## start DATA LINES

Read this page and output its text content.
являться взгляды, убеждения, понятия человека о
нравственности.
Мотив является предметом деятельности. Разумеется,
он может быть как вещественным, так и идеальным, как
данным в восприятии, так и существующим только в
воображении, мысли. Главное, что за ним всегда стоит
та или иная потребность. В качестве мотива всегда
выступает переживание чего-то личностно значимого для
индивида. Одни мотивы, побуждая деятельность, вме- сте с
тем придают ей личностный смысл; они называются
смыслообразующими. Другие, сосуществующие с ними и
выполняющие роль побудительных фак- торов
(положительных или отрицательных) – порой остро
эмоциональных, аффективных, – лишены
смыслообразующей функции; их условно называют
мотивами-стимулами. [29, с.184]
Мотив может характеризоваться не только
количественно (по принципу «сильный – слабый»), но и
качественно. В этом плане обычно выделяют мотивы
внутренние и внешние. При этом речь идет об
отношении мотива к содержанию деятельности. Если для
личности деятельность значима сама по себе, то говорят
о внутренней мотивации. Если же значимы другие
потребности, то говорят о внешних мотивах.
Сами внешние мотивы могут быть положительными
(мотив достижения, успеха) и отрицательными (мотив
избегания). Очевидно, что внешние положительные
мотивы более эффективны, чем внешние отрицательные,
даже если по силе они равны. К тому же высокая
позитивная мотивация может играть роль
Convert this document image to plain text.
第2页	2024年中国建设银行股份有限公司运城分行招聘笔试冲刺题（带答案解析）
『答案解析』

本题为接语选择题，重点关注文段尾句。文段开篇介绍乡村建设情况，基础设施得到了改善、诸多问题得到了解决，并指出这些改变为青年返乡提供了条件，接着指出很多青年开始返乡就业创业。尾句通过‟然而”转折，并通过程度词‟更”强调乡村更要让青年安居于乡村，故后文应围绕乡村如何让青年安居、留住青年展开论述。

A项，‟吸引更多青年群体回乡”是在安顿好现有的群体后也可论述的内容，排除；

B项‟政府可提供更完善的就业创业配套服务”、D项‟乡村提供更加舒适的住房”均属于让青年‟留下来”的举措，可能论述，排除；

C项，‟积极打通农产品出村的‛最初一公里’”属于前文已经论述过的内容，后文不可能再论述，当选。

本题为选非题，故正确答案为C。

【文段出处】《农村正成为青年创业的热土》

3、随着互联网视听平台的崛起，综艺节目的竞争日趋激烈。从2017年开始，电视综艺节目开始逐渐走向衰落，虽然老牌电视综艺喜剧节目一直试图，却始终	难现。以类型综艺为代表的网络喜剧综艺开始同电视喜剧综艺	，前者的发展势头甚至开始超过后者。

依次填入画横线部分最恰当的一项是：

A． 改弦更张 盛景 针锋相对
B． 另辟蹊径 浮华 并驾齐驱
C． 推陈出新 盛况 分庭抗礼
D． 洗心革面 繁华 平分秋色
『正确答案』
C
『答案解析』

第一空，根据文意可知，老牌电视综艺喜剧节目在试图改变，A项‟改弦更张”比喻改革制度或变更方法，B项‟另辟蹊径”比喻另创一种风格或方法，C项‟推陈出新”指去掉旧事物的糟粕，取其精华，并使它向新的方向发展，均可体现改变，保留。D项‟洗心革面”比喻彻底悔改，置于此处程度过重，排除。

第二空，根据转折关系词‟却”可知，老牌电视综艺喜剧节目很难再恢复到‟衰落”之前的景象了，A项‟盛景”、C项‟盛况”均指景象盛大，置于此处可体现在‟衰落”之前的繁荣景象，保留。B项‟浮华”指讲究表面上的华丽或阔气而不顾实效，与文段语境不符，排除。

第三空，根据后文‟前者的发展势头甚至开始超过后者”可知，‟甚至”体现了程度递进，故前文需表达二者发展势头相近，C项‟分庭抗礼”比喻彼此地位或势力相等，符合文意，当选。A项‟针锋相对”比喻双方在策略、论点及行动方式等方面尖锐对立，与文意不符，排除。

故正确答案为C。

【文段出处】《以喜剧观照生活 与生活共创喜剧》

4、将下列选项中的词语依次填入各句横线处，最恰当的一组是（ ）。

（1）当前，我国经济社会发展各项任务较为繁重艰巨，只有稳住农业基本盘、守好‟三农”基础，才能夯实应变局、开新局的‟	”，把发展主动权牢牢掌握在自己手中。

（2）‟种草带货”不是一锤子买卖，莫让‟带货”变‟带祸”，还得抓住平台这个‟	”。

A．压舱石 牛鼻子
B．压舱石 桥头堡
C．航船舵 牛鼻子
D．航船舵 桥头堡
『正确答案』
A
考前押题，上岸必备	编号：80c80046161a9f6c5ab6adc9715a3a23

## end DATA LINES

WRITTEN PROBLEM
Hand back the material above in full, exactly as written.

RESPONSE TO THE EXERCISE
Read this page and output its text content.
являться взгляды, убеждения, понятия человека о
нравственности.
Мотив является предметом деятельности. Разумеется,
он может быть как вещественным, так и идеальным, как
данным в восприятии, так и существующим только в
воображении, мысли. Главное, что за ним всегда стоит
та или иная потребность. В качестве мотива всегда
выступает переживание чего-то личностно значимого для
индивида. Одни мотивы, побуждая деятельность, вме- сте с
тем придают ей личностный смысл; они называются
смыслообразующими. Другие, сосуществующие с ними и
выполняющие роль побудительных фак- торов
(положительных или отрицательных) – порой остро
эмоциональных, аффективных, – лишены
смыслообразующей функции; их условно называют
мотивами-стимулами. [29, с.184]
Мотив может характеризоваться не только
количественно (по принципу «сильный – слабый»), но и
качественно. В этом плане обычно выделяют мотивы
внутренние и внешние. При этом речь идет об
отношении мотива к содержанию деятельности. Если для
личности деятельность значима сама по себе, то говорят
о внутренней мотивации. Если же значимы другие
потребности, то говорят о внешних мотивах.
Сами внешние мотивы могут быть положительными
(мотив достижения, успеха) и отрицательными (мотив
избегания). Очевидно, что внешние положительные
мотивы более эффективны, чем внешние отрицательные,
даже если по силе они равны. К тому же высокая
позитивная мотивация может играть роль
Convert this document image to plain text.
第2页	2024年中国建设银行股份有限公司运城分行招聘笔试冲刺题（带答案解析）
『答案解析』

本题为接语选择题，重点关注文段尾句。文段开篇介绍乡村建设情况，基础设施得到了改善、诸多问题得到了解决，并指出这些改变为青年返乡提供了条件，接着指出很多青年开始返乡就业创业。尾句通过‟然而”转折，并通过程度词‟更”强调乡村更要让青年安居于乡村，故后文应围绕乡村如何让青年安居、留住青年展开论述。

A项，‟吸引更多青年群体回乡”是在安顿好现有的群体后也可论述的内容，排除；

B项‟政府可提供更完善的就业创业配套服务”、D项‟乡村提供更加舒适的住房”均属于让青年‟留下来”的举措，可能论述，排除；

C项，‟积极打通农产品出村的‛最初一公里’”属于前文已经论述过的内容，后文不可能再论述，当选。

本题为选非题，故正确答案为C。

【文段出处】《农村正成为青年创业的热土》

3、随着互联网视听平台的崛起，综艺节目的竞争日趋激烈。从2017年开始，电视综艺节目开始逐渐走向衰落，虽然老牌电视综艺喜剧节目一直试图，却始终	难现。以类型综艺为代表的网络喜剧综艺开始同电视喜剧综艺	，前者的发展势头甚至开始超过后者。

依次填入画横线部分最恰当的一项是：

A． 改弦更张 盛景 针锋相对
B． 另辟蹊径 浮华 并驾齐驱
C． 推陈出新 盛况 分庭抗礼
D． 洗心革面 繁华 平分秋色
『正确答案』
C
『答案解析』

第一空，根据文意可知，老牌电视综艺喜剧节目在试图改变，A项‟改弦更张”比喻改革制度或变更方法，B项‟另辟蹊径”比喻另创一种风格或方法，C项‟推陈出新”指去掉旧事物的糟粕，取其精华，并使它向新的方向发展，均可体现改变，保留。D项‟洗心革面”比喻彻底悔改，置于此处程度过重，排除。

第二空，根据转折关系词‟却”可知，老牌电视综艺喜剧节目很难再恢复到‟衰落”之前的景象了，A项‟盛景”、C项‟盛况”均指景象盛大，置于此处可体现在‟衰落”之前的繁荣景象，保留。B项‟浮华”指讲究表面上的华丽或阔气而不顾实效，与文段语境不符，排除。

第三空，根据后文‟前者的发展势头甚至开始超过后者”可知，‟甚至”体现了程度递进，故前文需表达二者发展势头相近，C项‟分庭抗礼”比喻彼此地位或势力相等，符合文意，当选。A项‟针锋相对”比喻双方在策略、论点及行动方式等方面尖锐对立，与文意不符，排除。

故正确答案为C。

【文段出处】《以喜剧观照生活 与生活共创喜剧》

4、将下列选项中的词语依次填入各句横线处，最恰当的一组是（ ）。

（1）当前，我国经济社会发展各项任务较为繁重艰巨，只有稳住农业基本盘、守好‟三农”基础，才能夯实应变局、开新局的‟	”，把发展主动权牢牢掌握在自己手中。

（2）‟种草带货”不是一锤子买卖，莫让‟带货”变‟带祸”，还得抓住平台这个‟	”。

A．压舱石 牛鼻子
B．压舱石 桥头堡
C．航船舵 牛鼻子
D．航船舵 桥头堡
『正确答案』
A
考前押题，上岸必备	编号：80c80046161a9f6c5ab6adc9715a3a23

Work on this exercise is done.